▶ **SUPPLIED MATERIAL**:
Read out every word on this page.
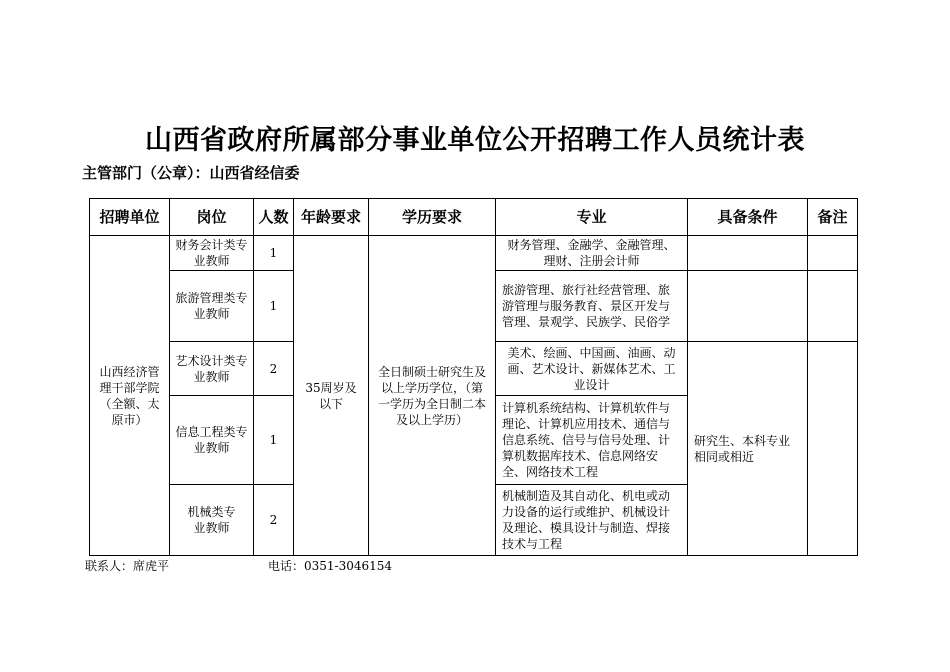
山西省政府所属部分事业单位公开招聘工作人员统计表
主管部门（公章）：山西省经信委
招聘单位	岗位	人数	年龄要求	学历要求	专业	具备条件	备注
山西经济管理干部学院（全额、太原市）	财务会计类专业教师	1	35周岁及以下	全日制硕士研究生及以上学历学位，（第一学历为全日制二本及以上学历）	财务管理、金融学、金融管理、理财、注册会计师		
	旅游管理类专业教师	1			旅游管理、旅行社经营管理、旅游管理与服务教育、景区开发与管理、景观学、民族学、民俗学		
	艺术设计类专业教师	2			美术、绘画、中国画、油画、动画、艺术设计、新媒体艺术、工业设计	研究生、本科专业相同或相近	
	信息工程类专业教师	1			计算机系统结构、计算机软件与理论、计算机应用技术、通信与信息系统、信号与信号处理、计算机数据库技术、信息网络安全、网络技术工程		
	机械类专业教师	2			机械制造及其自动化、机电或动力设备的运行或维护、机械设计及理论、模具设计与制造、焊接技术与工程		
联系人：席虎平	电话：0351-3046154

▶ **THE TASK**:
Take the data above and repeat it exactly, leaving each picture out.

▶ **RESULT BELOW**:
Read out every word on this page.
山西省政府所属部分事业单位公开招聘工作人员统计表
主管部门（公章）：山西省经信委
招聘单位	岗位	人数	年龄要求	学历要求	专业	具备条件	备注
山西经济管理干部学院（全额、太原市）	财务会计类专业教师	1	35周岁及以下	全日制硕士研究生及以上学历学位，（第一学历为全日制二本及以上学历）	财务管理、金融学、金融管理、理财、注册会计师		
	旅游管理类专业教师	1			旅游管理、旅行社经营管理、旅游管理与服务教育、景区开发与管理、景观学、民族学、民俗学		
	艺术设计类专业教师	2			美术、绘画、中国画、油画、动画、艺术设计、新媒体艺术、工业设计	研究生、本科专业相同或相近	
	信息工程类专业教师	1			计算机系统结构、计算机软件与理论、计算机应用技术、通信与信息系统、信号与信号处理、计算机数据库技术、信息网络安全、网络技术工程		
	机械类专业教师	2			机械制造及其自动化、机电或动力设备的运行或维护、机械设计及理论、模具设计与制造、焊接技术与工程		
联系人：席虎平	电话：0351-3046154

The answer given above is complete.